____ ITEMS

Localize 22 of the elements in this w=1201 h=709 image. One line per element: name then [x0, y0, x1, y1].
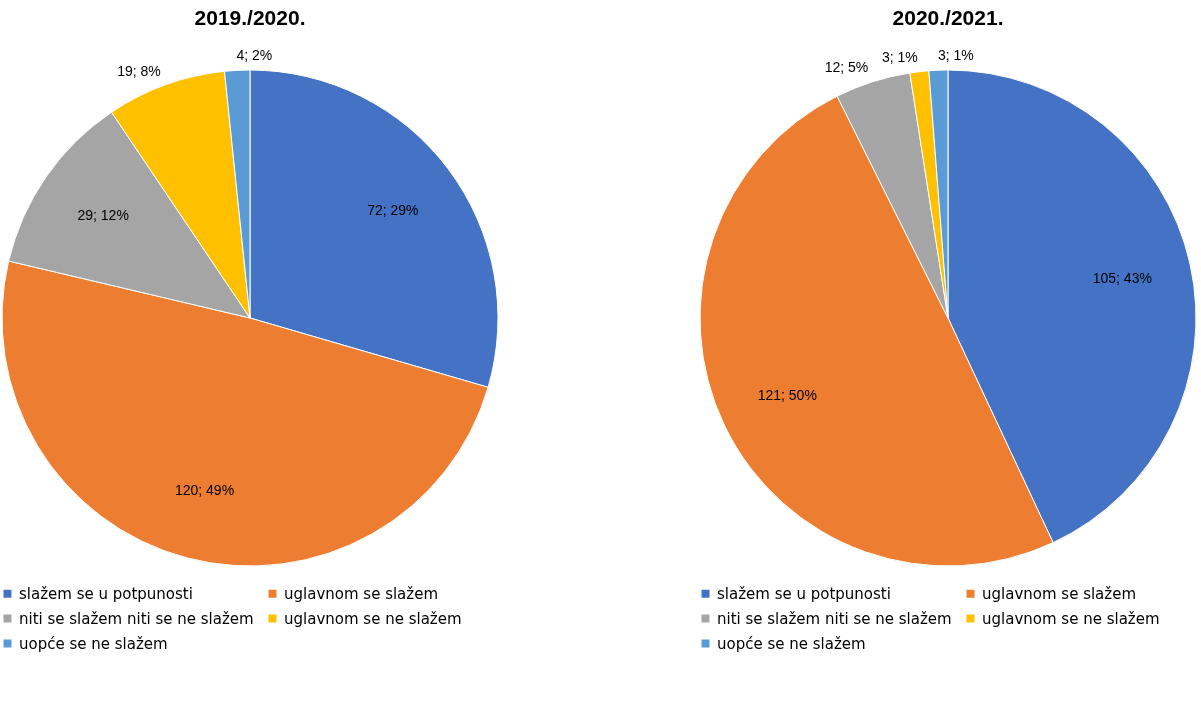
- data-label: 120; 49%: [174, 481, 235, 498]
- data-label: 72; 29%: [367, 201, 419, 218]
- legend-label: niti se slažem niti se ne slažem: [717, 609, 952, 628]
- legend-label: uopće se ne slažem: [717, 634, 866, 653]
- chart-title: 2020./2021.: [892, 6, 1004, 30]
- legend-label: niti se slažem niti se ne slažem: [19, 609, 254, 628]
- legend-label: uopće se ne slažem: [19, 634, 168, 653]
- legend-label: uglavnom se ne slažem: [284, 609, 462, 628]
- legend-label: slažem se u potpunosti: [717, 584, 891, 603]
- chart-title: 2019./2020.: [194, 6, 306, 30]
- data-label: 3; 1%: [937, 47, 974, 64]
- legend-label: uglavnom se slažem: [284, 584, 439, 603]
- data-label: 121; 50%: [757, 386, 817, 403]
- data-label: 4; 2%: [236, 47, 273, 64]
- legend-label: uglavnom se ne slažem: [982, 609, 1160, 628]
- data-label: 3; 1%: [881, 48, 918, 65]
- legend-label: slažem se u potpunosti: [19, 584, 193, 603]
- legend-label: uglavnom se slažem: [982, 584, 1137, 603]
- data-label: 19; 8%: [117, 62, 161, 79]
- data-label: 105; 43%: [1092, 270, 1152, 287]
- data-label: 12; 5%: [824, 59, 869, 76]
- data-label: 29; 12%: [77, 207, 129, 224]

________
____ ITEMS

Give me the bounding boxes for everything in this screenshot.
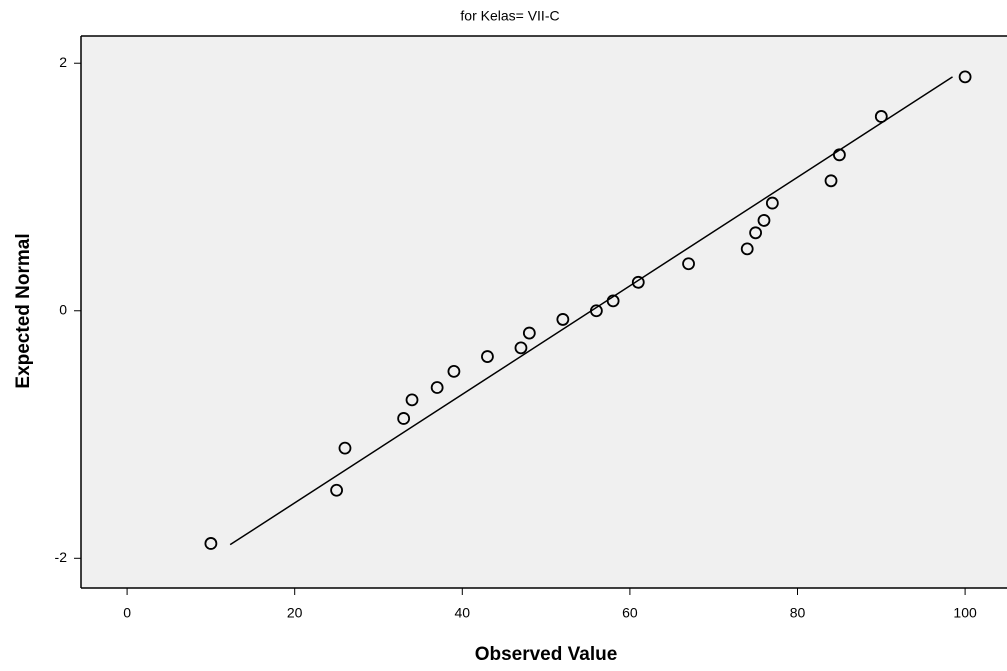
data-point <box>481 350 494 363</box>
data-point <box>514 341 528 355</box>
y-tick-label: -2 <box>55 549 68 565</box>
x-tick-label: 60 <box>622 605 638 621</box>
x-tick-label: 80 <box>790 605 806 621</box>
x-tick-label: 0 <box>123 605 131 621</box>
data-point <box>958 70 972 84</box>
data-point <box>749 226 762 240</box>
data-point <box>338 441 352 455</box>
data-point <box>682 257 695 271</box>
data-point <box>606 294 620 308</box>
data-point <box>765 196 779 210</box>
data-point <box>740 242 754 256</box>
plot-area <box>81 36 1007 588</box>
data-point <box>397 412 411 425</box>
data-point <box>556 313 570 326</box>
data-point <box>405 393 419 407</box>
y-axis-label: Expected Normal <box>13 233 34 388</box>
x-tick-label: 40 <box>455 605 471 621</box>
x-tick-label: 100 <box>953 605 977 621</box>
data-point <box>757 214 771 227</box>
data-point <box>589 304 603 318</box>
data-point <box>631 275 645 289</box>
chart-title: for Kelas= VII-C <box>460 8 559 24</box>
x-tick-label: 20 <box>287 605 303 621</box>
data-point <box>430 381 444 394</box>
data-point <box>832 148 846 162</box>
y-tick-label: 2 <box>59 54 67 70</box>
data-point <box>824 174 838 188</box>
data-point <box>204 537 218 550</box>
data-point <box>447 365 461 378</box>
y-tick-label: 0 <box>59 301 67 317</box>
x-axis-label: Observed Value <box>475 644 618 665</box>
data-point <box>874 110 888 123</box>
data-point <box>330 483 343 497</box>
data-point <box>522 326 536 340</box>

________

● **TASK REQUIREMENTS**: Pull out every line in the records above that contains the string "potpunosti", and copy each one in full.

● **WRITTEN SOLUTION**:
- legend-label: slažem se u potpunosti: [717, 584, 891, 603]
- legend-label: slažem se u potpunosti: [19, 584, 193, 603]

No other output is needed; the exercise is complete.